## PROBLEM:
Tally the lines of the listing that contain the word "atomic", then give the total and nothing else.

________________________

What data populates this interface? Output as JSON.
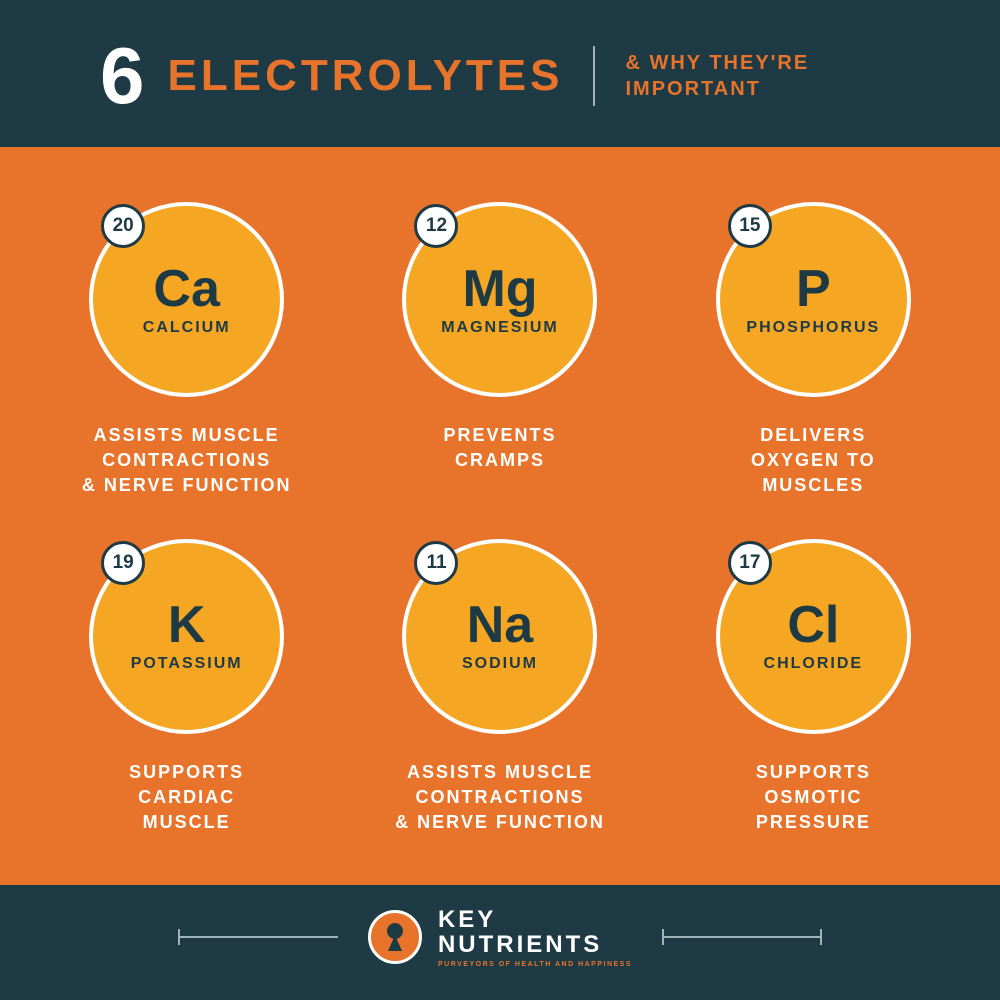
{
  "header": {
    "number": "6",
    "title": "ELECTROLYTES",
    "subtitle": "& WHY THEY'RE\nIMPORTANT"
  },
  "colors": {
    "background": "#1e3a44",
    "accent": "#e8742c",
    "circle_fill": "#f5a623",
    "circle_border": "#ffffff",
    "text_dark": "#1e3a44",
    "text_light": "#ffffff"
  },
  "elements": [
    {
      "atomic": "20",
      "symbol": "Ca",
      "name": "CALCIUM",
      "desc": "ASSISTS MUSCLE\nCONTRACTIONS\n& NERVE FUNCTION"
    },
    {
      "atomic": "12",
      "symbol": "Mg",
      "name": "MAGNESIUM",
      "desc": "PREVENTS\nCRAMPS"
    },
    {
      "atomic": "15",
      "symbol": "P",
      "name": "PHOSPHORUS",
      "desc": "DELIVERS\nOXYGEN TO\nMUSCLES"
    },
    {
      "atomic": "19",
      "symbol": "K",
      "name": "POTASSIUM",
      "desc": "SUPPORTS\nCARDIAC\nMUSCLE"
    },
    {
      "atomic": "11",
      "symbol": "Na",
      "name": "SODIUM",
      "desc": "ASSISTS MUSCLE\nCONTRACTIONS\n& NERVE FUNCTION"
    },
    {
      "atomic": "17",
      "symbol": "Cl",
      "name": "CHLORIDE",
      "desc": "SUPPORTS\nOSMOTIC\nPRESSURE"
    }
  ],
  "footer": {
    "brand_line1": "KEY",
    "brand_line2": "NUTRIENTS",
    "tagline": "PURVEYORS OF HEALTH AND HAPPINESS"
  }
}
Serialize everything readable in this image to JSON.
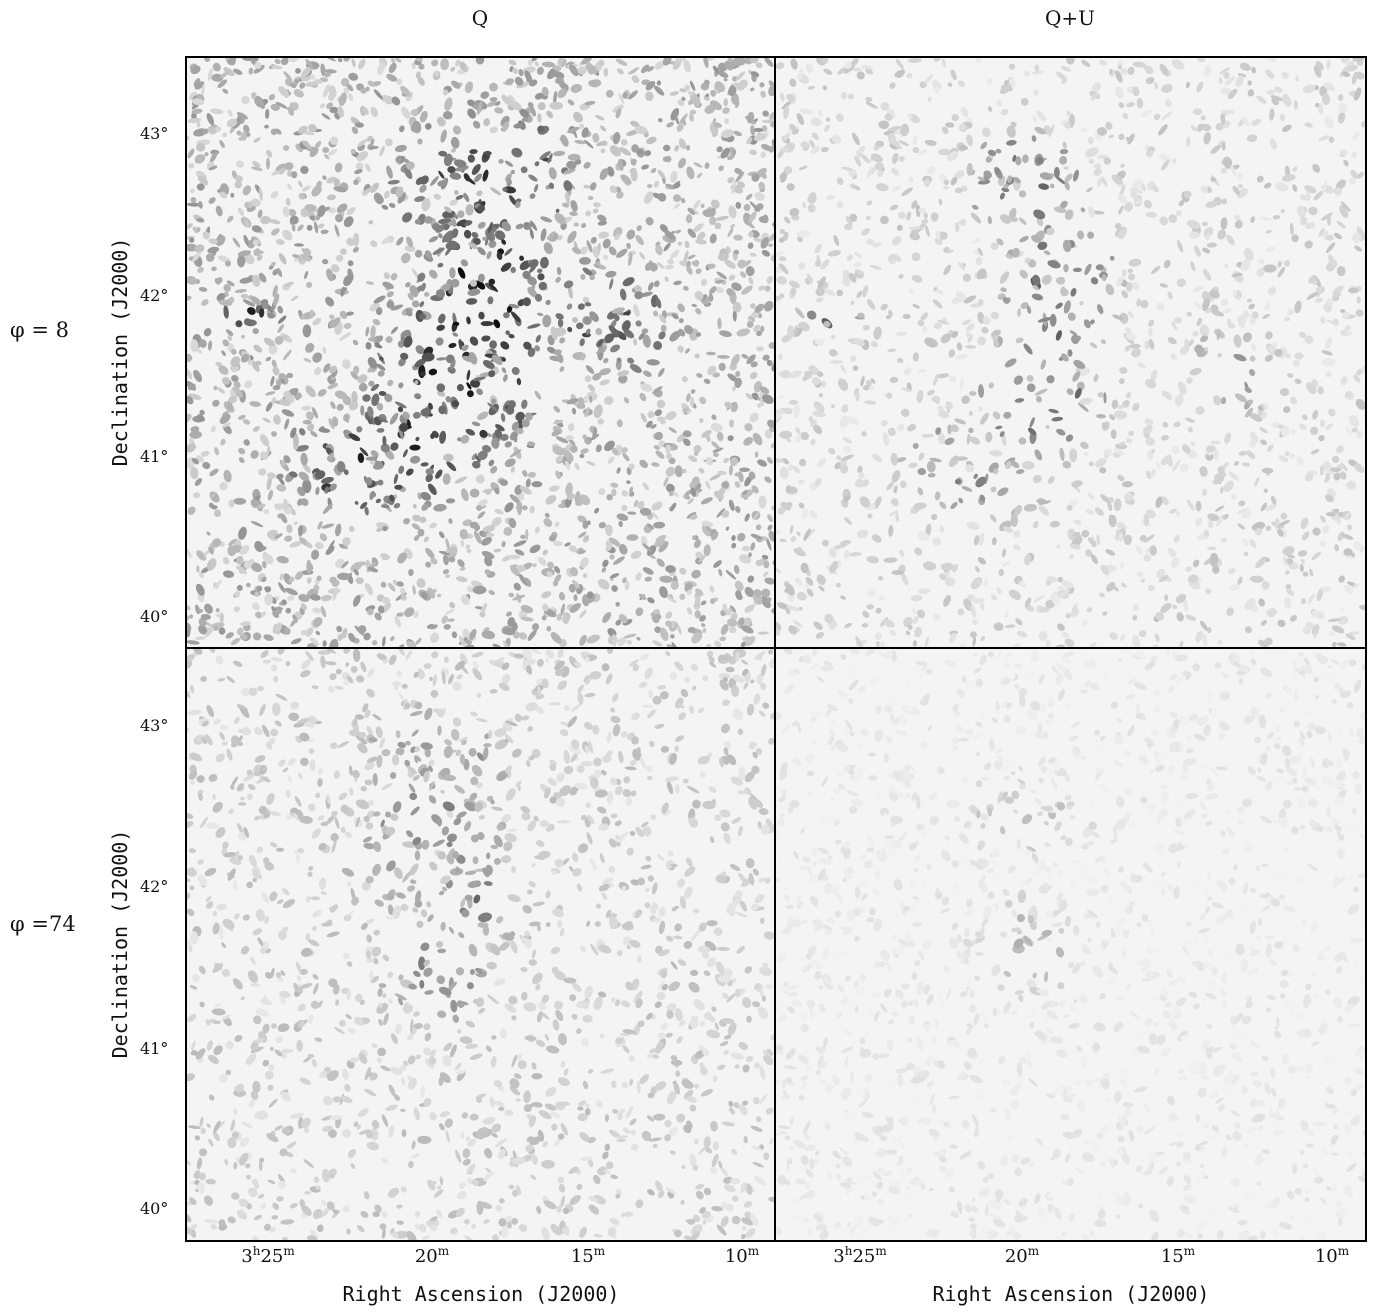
{
  "columns": [
    {
      "title": "Q"
    },
    {
      "title": "Q+U"
    }
  ],
  "rows": [
    {
      "label": "φ = 8",
      "ylabel": "Declination (J2000)"
    },
    {
      "label": "φ =74",
      "ylabel": "Declination (J2000)"
    }
  ],
  "xlabel": "Right Ascension (J2000)",
  "yticks": [
    "43°",
    "42°",
    "41°",
    "40°"
  ],
  "xticks": [
    {
      "main": "3",
      "sup1": "h",
      "mid": "25",
      "sup2": "m"
    },
    {
      "main": "",
      "sup1": "",
      "mid": "20",
      "sup2": "m"
    },
    {
      "main": "",
      "sup1": "",
      "mid": "15",
      "sup2": "m"
    },
    {
      "main": "",
      "sup1": "",
      "mid": "10",
      "sup2": "m"
    }
  ],
  "colors": {
    "frame": "#000000",
    "background": "#ffffff",
    "ink": "#111111"
  }
}
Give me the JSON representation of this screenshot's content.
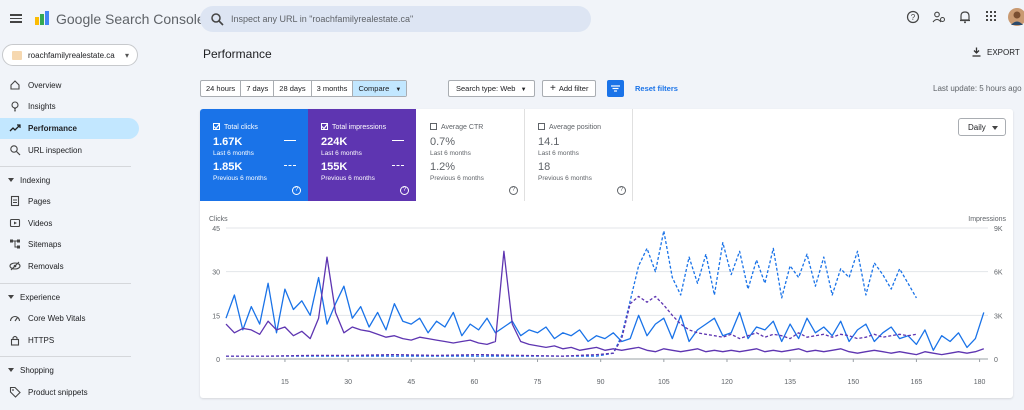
{
  "app": {
    "name": "Google Search Console"
  },
  "search": {
    "placeholder": "Inspect any URL in \"roachfamilyrealestate.ca\""
  },
  "top_icons": [
    "help-icon",
    "manage-users-icon",
    "notifications-icon",
    "apps-grid-icon",
    "avatar"
  ],
  "property": {
    "name": "roachfamilyrealestate.ca"
  },
  "sidebar": {
    "items": [
      {
        "label": "Overview",
        "icon": "home-icon"
      },
      {
        "label": "Insights",
        "icon": "lightbulb-icon"
      },
      {
        "label": "Performance",
        "icon": "trending-up-icon",
        "active": true
      },
      {
        "label": "URL inspection",
        "icon": "search-icon"
      }
    ],
    "indexing": {
      "title": "Indexing",
      "items": [
        {
          "label": "Pages",
          "icon": "pages-icon"
        },
        {
          "label": "Videos",
          "icon": "video-icon"
        },
        {
          "label": "Sitemaps",
          "icon": "sitemap-icon"
        },
        {
          "label": "Removals",
          "icon": "removals-icon"
        }
      ]
    },
    "experience": {
      "title": "Experience",
      "items": [
        {
          "label": "Core Web Vitals",
          "icon": "speed-icon"
        },
        {
          "label": "HTTPS",
          "icon": "lock-icon"
        }
      ]
    },
    "shopping": {
      "title": "Shopping",
      "items": [
        {
          "label": "Product snippets",
          "icon": "tag-icon"
        }
      ]
    }
  },
  "page": {
    "title": "Performance",
    "export_label": "EXPORT",
    "last_update": "Last update: 5 hours ago"
  },
  "filters": {
    "dates": [
      "24 hours",
      "7 days",
      "28 days",
      "3 months"
    ],
    "compare": "Compare",
    "search_type": "Search type: Web",
    "add_filter": "Add filter",
    "reset": "Reset filters"
  },
  "metrics": [
    {
      "label": "Total clicks",
      "value": "1.67K",
      "period": "Last 6 months",
      "prev_value": "1.85K",
      "prev_period": "Previous 6 months",
      "selected": true,
      "color": "#1a73e8"
    },
    {
      "label": "Total impressions",
      "value": "224K",
      "period": "Last 6 months",
      "prev_value": "155K",
      "prev_period": "Previous 6 months",
      "selected": true,
      "color": "#5e35b1"
    },
    {
      "label": "Average CTR",
      "value": "0.7%",
      "period": "Last 6 months",
      "prev_value": "1.2%",
      "prev_period": "Previous 6 months",
      "selected": false
    },
    {
      "label": "Average position",
      "value": "14.1",
      "period": "Last 6 months",
      "prev_value": "18",
      "prev_period": "Previous 6 months",
      "selected": false
    }
  ],
  "granularity": "Daily",
  "chart_data": {
    "type": "line",
    "ylabel_left": "Clicks",
    "ylabel_right": "Impressions",
    "y_left_ticks": [
      0,
      15,
      30,
      45
    ],
    "y_right_ticks": [
      "0",
      "3K",
      "6K",
      "9K"
    ],
    "x_ticks": [
      15,
      30,
      45,
      60,
      75,
      90,
      105,
      120,
      135,
      150,
      165,
      180
    ],
    "xlim": [
      1,
      182
    ],
    "ylim_left": [
      0,
      45
    ],
    "ylim_right": [
      0,
      9000
    ],
    "series": [
      {
        "name": "Clicks",
        "axis": "left",
        "style": "solid",
        "color": "#1a73e8",
        "x": [
          1,
          3,
          5,
          7,
          9,
          11,
          13,
          15,
          17,
          19,
          21,
          23,
          25,
          27,
          29,
          31,
          33,
          35,
          37,
          39,
          41,
          43,
          45,
          47,
          49,
          51,
          53,
          55,
          57,
          59,
          61,
          63,
          65,
          67,
          69,
          71,
          73,
          75,
          77,
          79,
          81,
          83,
          85,
          87,
          89,
          91,
          93,
          95,
          97,
          99,
          101,
          103,
          105,
          107,
          109,
          111,
          113,
          115,
          117,
          119,
          121,
          123,
          125,
          127,
          129,
          131,
          133,
          135,
          137,
          139,
          141,
          143,
          145,
          147,
          149,
          151,
          153,
          155,
          157,
          159,
          161,
          163,
          165,
          167,
          169,
          171,
          173,
          175,
          177,
          179,
          181
        ],
        "values": [
          14,
          22,
          10,
          18,
          12,
          26,
          9,
          24,
          17,
          20,
          15,
          28,
          12,
          19,
          25,
          14,
          18,
          11,
          16,
          10,
          19,
          13,
          12,
          14,
          9,
          13,
          11,
          16,
          8,
          12,
          10,
          14,
          9,
          11,
          13,
          8,
          10,
          9,
          11,
          7,
          9,
          8,
          10,
          6,
          8,
          7,
          9,
          6,
          7,
          15,
          8,
          12,
          14,
          7,
          15,
          6,
          10,
          12,
          14,
          8,
          9,
          16,
          7,
          11,
          10,
          13,
          6,
          12,
          7,
          14,
          9,
          11,
          8,
          13,
          6,
          10,
          12,
          6,
          9,
          11,
          7,
          8,
          5,
          10,
          3,
          8,
          6,
          9,
          4,
          7,
          16
        ]
      },
      {
        "name": "Impressions",
        "axis": "right",
        "style": "solid",
        "color": "#5e35b1",
        "x": [
          1,
          3,
          5,
          7,
          9,
          11,
          13,
          15,
          17,
          19,
          21,
          23,
          25,
          27,
          29,
          31,
          33,
          35,
          37,
          39,
          41,
          43,
          45,
          47,
          49,
          51,
          53,
          55,
          57,
          59,
          61,
          63,
          65,
          67,
          69,
          71,
          73,
          75,
          77,
          79,
          81,
          83,
          85,
          87,
          89,
          91,
          93,
          95,
          97,
          99,
          101,
          103,
          105,
          107,
          109,
          111,
          113,
          115,
          117,
          119,
          121,
          123,
          125,
          127,
          129,
          131,
          133,
          135,
          137,
          139,
          141,
          143,
          145,
          147,
          149,
          151,
          153,
          155,
          157,
          159,
          161,
          163,
          165,
          167,
          169,
          171,
          173,
          175,
          177,
          179,
          181
        ],
        "values": [
          2400,
          1800,
          2100,
          2000,
          1700,
          2600,
          2000,
          2200,
          1600,
          1900,
          1400,
          2800,
          7000,
          3200,
          1800,
          2200,
          2000,
          1900,
          1700,
          1500,
          1600,
          1400,
          1300,
          1500,
          1400,
          1300,
          1200,
          1100,
          1200,
          1300,
          1100,
          1000,
          1200,
          7400,
          2400,
          1200,
          1000,
          900,
          800,
          900,
          700,
          800,
          600,
          700,
          800,
          600,
          700,
          600,
          700,
          800,
          600,
          500,
          700,
          600,
          500,
          600,
          700,
          500,
          600,
          500,
          600,
          500,
          600,
          700,
          500,
          600,
          500,
          600,
          700,
          500,
          600,
          500,
          600,
          700,
          500,
          400,
          500,
          600,
          500,
          400,
          500,
          400,
          300,
          500,
          400,
          300,
          400,
          500,
          400,
          500,
          700
        ]
      },
      {
        "name": "Clicks (previous)",
        "axis": "left",
        "style": "dashed",
        "color": "#1a73e8",
        "x": [
          1,
          11,
          21,
          31,
          41,
          51,
          61,
          71,
          81,
          89,
          93,
          95,
          97,
          99,
          101,
          103,
          105,
          107,
          109,
          111,
          113,
          115,
          117,
          119,
          121,
          123,
          125,
          127,
          129,
          131,
          133,
          135,
          137,
          139,
          141,
          143,
          145,
          147,
          149,
          151,
          153,
          155,
          157,
          159,
          161,
          163,
          165
        ],
        "values": [
          1,
          1,
          1,
          1,
          1,
          1,
          1,
          1,
          1,
          1,
          2,
          8,
          20,
          32,
          38,
          30,
          44,
          28,
          22,
          35,
          26,
          36,
          22,
          40,
          29,
          37,
          24,
          34,
          26,
          38,
          21,
          32,
          28,
          36,
          25,
          35,
          22,
          31,
          28,
          37,
          22,
          33,
          29,
          24,
          31,
          26,
          21
        ]
      },
      {
        "name": "Impressions (previous)",
        "axis": "right",
        "style": "dashed",
        "color": "#5e35b1",
        "x": [
          1,
          11,
          21,
          31,
          41,
          51,
          61,
          71,
          81,
          89,
          93,
          95,
          97,
          99,
          101,
          103,
          105,
          107,
          109,
          111,
          113,
          115,
          117,
          119,
          121,
          123,
          125,
          127,
          129,
          131,
          133,
          135,
          137,
          139,
          141,
          143,
          145,
          147,
          149,
          151,
          153,
          155,
          157,
          159,
          161,
          163,
          165
        ],
        "values": [
          200,
          200,
          250,
          250,
          300,
          250,
          300,
          250,
          200,
          300,
          400,
          1400,
          3800,
          4300,
          3900,
          4300,
          3700,
          3000,
          2400,
          2000,
          1800,
          1700,
          1600,
          1500,
          1700,
          1400,
          1600,
          1800,
          1500,
          1700,
          1600,
          1400,
          1800,
          1500,
          1600,
          1700,
          1500,
          1700,
          1600,
          1400,
          1500,
          1700,
          1500,
          1600,
          1700,
          1600,
          1700
        ]
      }
    ]
  }
}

________________________

## RESPONSE TO THE EXERCISE:
6